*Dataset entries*

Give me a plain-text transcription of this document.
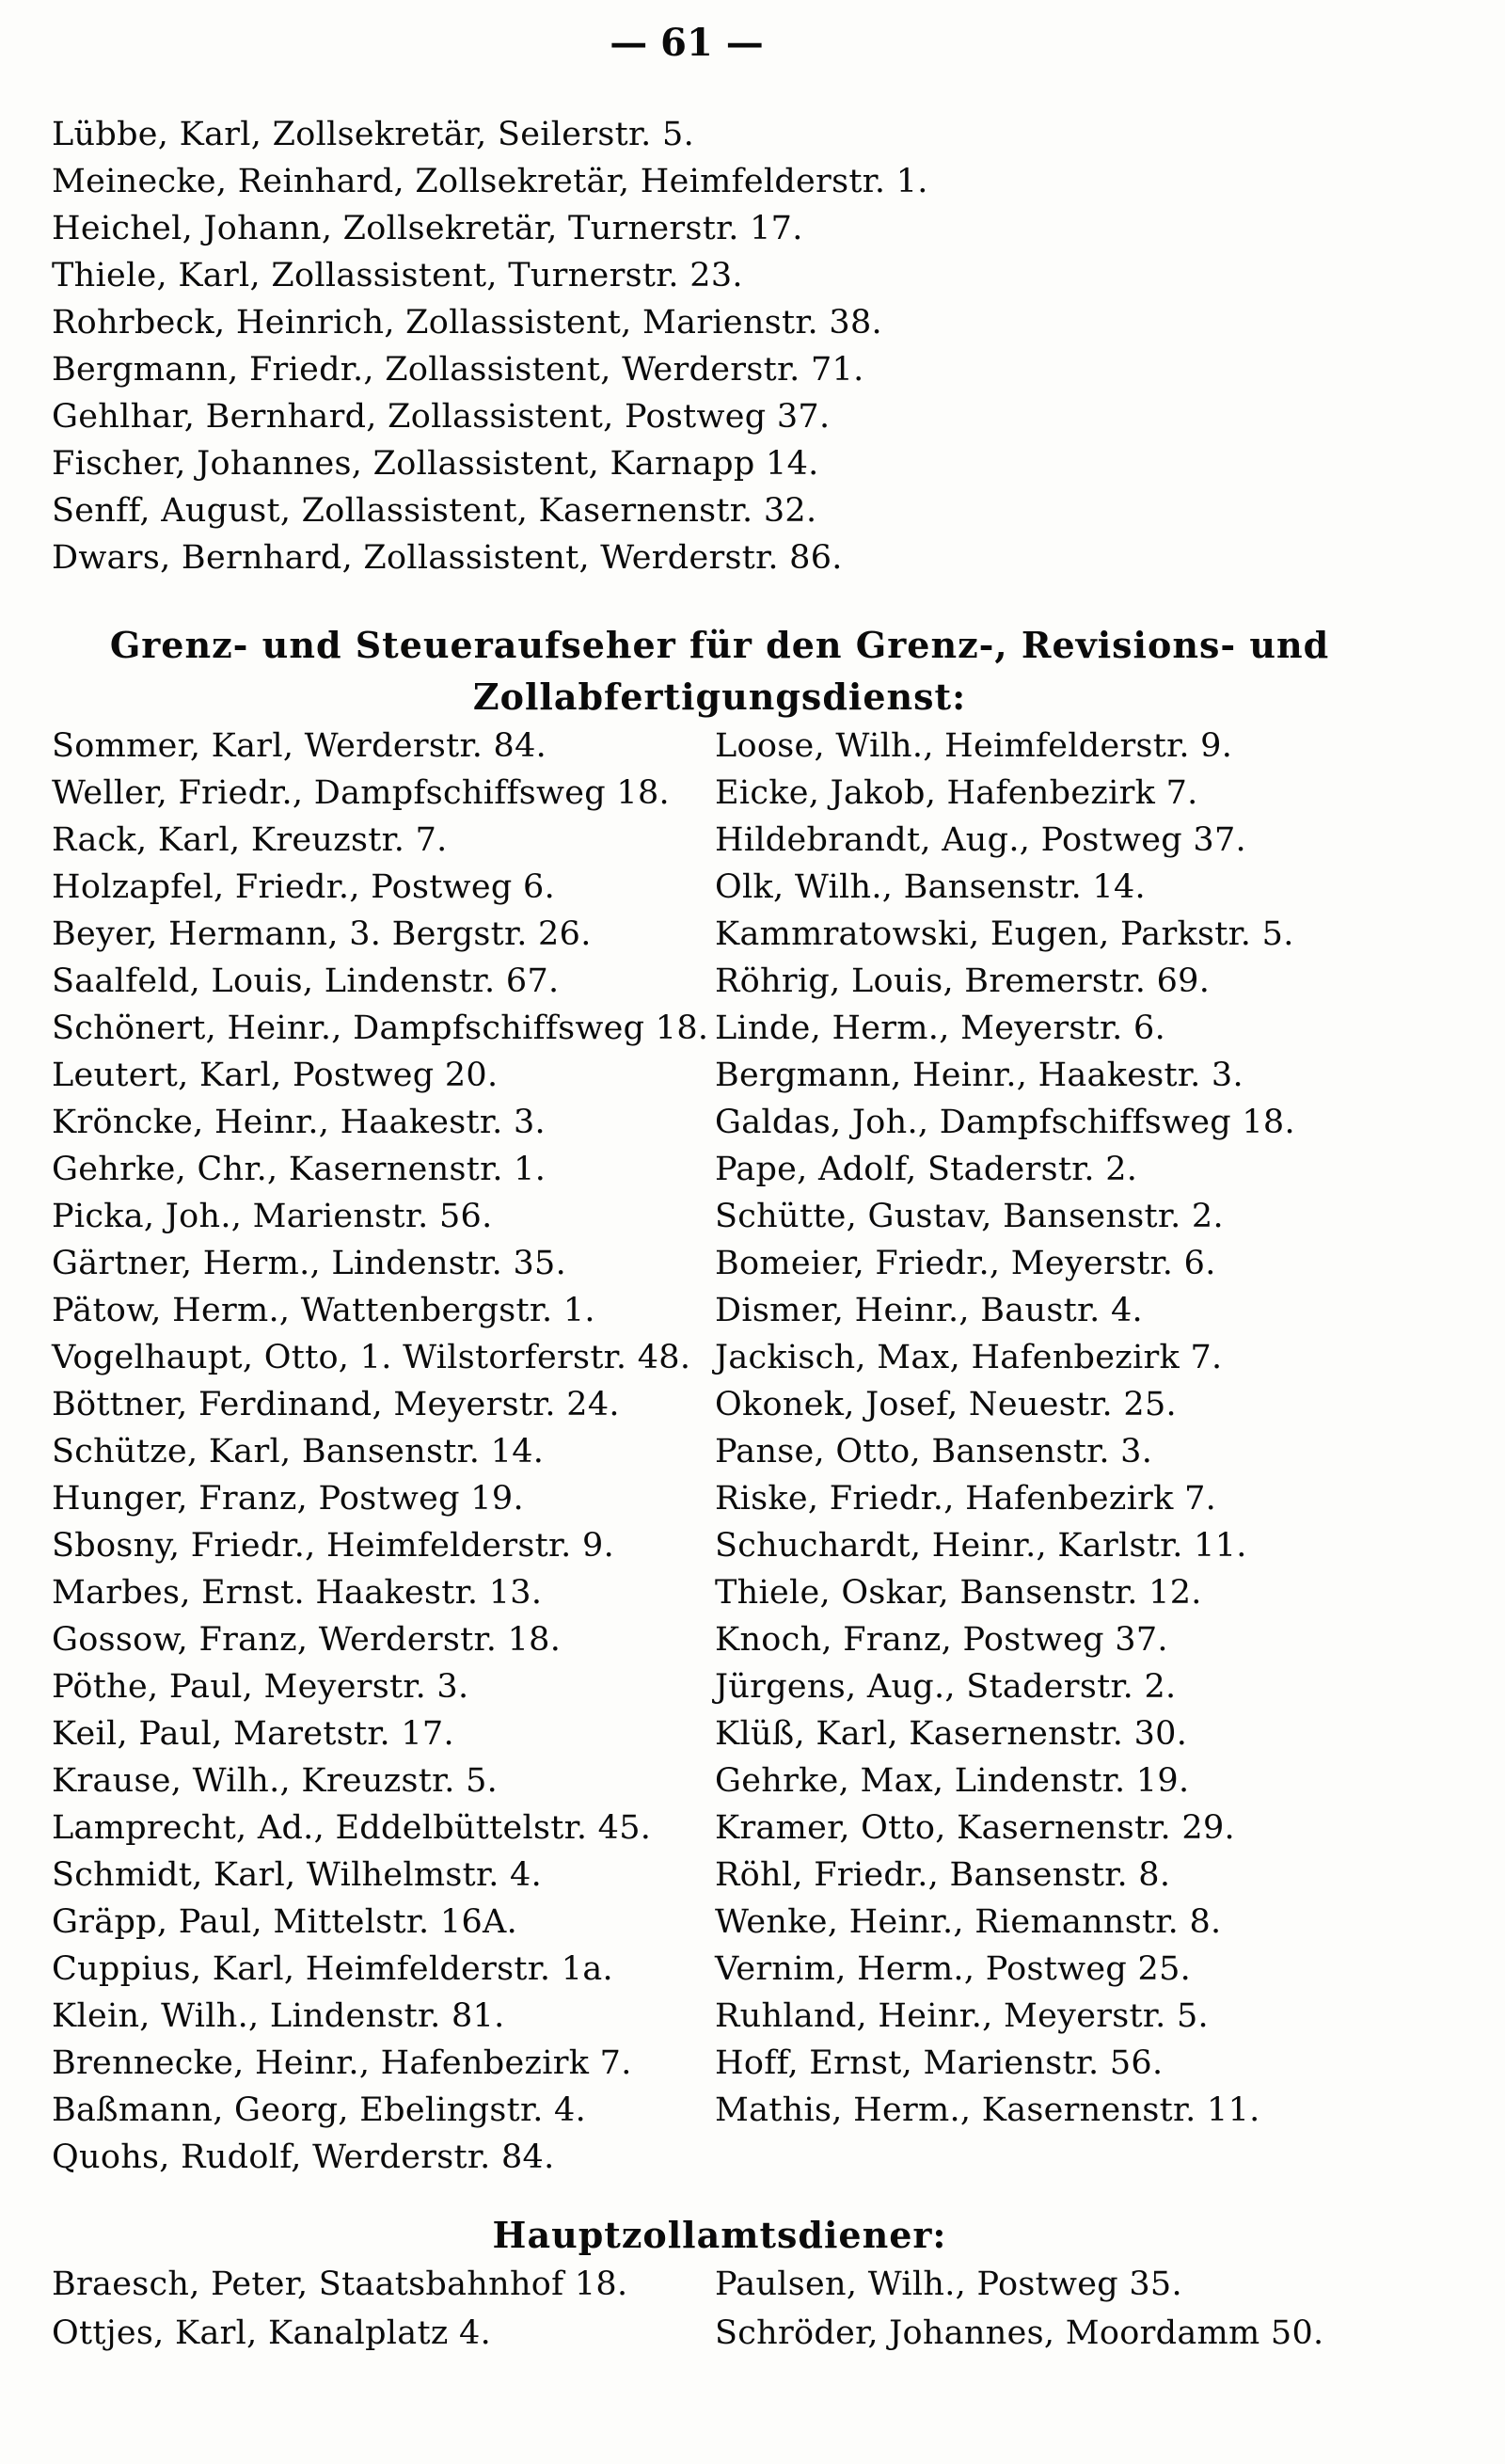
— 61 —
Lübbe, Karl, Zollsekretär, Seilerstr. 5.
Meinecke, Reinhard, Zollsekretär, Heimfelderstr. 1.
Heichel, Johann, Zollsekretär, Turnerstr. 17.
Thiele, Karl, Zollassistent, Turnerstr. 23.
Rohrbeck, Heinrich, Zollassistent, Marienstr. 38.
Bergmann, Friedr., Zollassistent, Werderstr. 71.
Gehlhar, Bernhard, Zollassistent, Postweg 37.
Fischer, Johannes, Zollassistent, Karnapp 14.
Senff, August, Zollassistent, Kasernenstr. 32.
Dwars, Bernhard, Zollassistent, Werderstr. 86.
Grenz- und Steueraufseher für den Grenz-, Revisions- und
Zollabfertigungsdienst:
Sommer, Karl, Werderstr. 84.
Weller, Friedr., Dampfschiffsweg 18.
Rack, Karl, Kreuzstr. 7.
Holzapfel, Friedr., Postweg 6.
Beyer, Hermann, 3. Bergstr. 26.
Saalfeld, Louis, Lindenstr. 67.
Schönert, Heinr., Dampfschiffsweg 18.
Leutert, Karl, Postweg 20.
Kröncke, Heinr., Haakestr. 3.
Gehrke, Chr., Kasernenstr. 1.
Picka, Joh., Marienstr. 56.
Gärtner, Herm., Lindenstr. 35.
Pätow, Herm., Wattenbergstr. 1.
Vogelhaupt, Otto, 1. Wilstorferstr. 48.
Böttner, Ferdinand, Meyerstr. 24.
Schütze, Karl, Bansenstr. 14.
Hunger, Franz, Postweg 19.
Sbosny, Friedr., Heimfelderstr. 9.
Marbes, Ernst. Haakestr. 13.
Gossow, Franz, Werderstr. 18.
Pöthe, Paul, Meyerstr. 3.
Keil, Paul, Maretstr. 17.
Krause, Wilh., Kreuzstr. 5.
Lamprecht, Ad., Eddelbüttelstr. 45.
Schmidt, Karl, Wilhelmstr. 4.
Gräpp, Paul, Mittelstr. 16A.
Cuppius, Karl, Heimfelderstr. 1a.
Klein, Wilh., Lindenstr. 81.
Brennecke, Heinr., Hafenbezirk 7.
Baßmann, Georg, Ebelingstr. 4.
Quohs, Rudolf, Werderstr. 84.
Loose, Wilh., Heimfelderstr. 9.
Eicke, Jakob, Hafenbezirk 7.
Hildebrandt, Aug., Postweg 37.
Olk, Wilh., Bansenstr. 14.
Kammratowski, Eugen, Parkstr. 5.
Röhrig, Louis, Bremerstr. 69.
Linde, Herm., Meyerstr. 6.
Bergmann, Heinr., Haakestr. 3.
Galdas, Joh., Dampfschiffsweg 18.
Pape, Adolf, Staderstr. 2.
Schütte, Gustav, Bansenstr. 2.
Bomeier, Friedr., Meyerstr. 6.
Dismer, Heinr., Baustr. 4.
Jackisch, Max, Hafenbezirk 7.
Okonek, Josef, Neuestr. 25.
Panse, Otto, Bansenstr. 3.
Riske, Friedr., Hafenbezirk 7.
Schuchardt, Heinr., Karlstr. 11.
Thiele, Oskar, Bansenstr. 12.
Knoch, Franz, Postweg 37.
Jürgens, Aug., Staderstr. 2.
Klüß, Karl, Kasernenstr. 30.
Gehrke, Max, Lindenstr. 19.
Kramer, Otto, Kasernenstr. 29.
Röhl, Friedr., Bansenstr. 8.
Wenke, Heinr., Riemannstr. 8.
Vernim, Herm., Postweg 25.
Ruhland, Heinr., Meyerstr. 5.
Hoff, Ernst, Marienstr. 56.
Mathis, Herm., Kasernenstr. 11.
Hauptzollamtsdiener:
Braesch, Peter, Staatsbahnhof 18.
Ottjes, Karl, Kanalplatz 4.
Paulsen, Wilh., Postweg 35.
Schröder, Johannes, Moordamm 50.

*DIRECTIONS FOR THIS TASK*
Working from the material above, transcribe it exactly while omitting pictures.

*FULL ANSWER*
Give me a plain-text transcription of this document.
— 61 —
Lübbe, Karl, Zollsekretär, Seilerstr. 5.
Meinecke, Reinhard, Zollsekretär, Heimfelderstr. 1.
Heichel, Johann, Zollsekretär, Turnerstr. 17.
Thiele, Karl, Zollassistent, Turnerstr. 23.
Rohrbeck, Heinrich, Zollassistent, Marienstr. 38.
Bergmann, Friedr., Zollassistent, Werderstr. 71.
Gehlhar, Bernhard, Zollassistent, Postweg 37.
Fischer, Johannes, Zollassistent, Karnapp 14.
Senff, August, Zollassistent, Kasernenstr. 32.
Dwars, Bernhard, Zollassistent, Werderstr. 86.
Grenz- und Steueraufseher für den Grenz-, Revisions- und
Zollabfertigungsdienst:
Sommer, Karl, Werderstr. 84.
Weller, Friedr., Dampfschiffsweg 18.
Rack, Karl, Kreuzstr. 7.
Holzapfel, Friedr., Postweg 6.
Beyer, Hermann, 3. Bergstr. 26.
Saalfeld, Louis, Lindenstr. 67.
Schönert, Heinr., Dampfschiffsweg 18.
Leutert, Karl, Postweg 20.
Kröncke, Heinr., Haakestr. 3.
Gehrke, Chr., Kasernenstr. 1.
Picka, Joh., Marienstr. 56.
Gärtner, Herm., Lindenstr. 35.
Pätow, Herm., Wattenbergstr. 1.
Vogelhaupt, Otto, 1. Wilstorferstr. 48.
Böttner, Ferdinand, Meyerstr. 24.
Schütze, Karl, Bansenstr. 14.
Hunger, Franz, Postweg 19.
Sbosny, Friedr., Heimfelderstr. 9.
Marbes, Ernst. Haakestr. 13.
Gossow, Franz, Werderstr. 18.
Pöthe, Paul, Meyerstr. 3.
Keil, Paul, Maretstr. 17.
Krause, Wilh., Kreuzstr. 5.
Lamprecht, Ad., Eddelbüttelstr. 45.
Schmidt, Karl, Wilhelmstr. 4.
Gräpp, Paul, Mittelstr. 16A.
Cuppius, Karl, Heimfelderstr. 1a.
Klein, Wilh., Lindenstr. 81.
Brennecke, Heinr., Hafenbezirk 7.
Baßmann, Georg, Ebelingstr. 4.
Quohs, Rudolf, Werderstr. 84.
Loose, Wilh., Heimfelderstr. 9.
Eicke, Jakob, Hafenbezirk 7.
Hildebrandt, Aug., Postweg 37.
Olk, Wilh., Bansenstr. 14.
Kammratowski, Eugen, Parkstr. 5.
Röhrig, Louis, Bremerstr. 69.
Linde, Herm., Meyerstr. 6.
Bergmann, Heinr., Haakestr. 3.
Galdas, Joh., Dampfschiffsweg 18.
Pape, Adolf, Staderstr. 2.
Schütte, Gustav, Bansenstr. 2.
Bomeier, Friedr., Meyerstr. 6.
Dismer, Heinr., Baustr. 4.
Jackisch, Max, Hafenbezirk 7.
Okonek, Josef, Neuestr. 25.
Panse, Otto, Bansenstr. 3.
Riske, Friedr., Hafenbezirk 7.
Schuchardt, Heinr., Karlstr. 11.
Thiele, Oskar, Bansenstr. 12.
Knoch, Franz, Postweg 37.
Jürgens, Aug., Staderstr. 2.
Klüß, Karl, Kasernenstr. 30.
Gehrke, Max, Lindenstr. 19.
Kramer, Otto, Kasernenstr. 29.
Röhl, Friedr., Bansenstr. 8.
Wenke, Heinr., Riemannstr. 8.
Vernim, Herm., Postweg 25.
Ruhland, Heinr., Meyerstr. 5.
Hoff, Ernst, Marienstr. 56.
Mathis, Herm., Kasernenstr. 11.
Hauptzollamtsdiener:
Braesch, Peter, Staatsbahnhof 18.
Ottjes, Karl, Kanalplatz 4.
Paulsen, Wilh., Postweg 35.
Schröder, Johannes, Moordamm 50.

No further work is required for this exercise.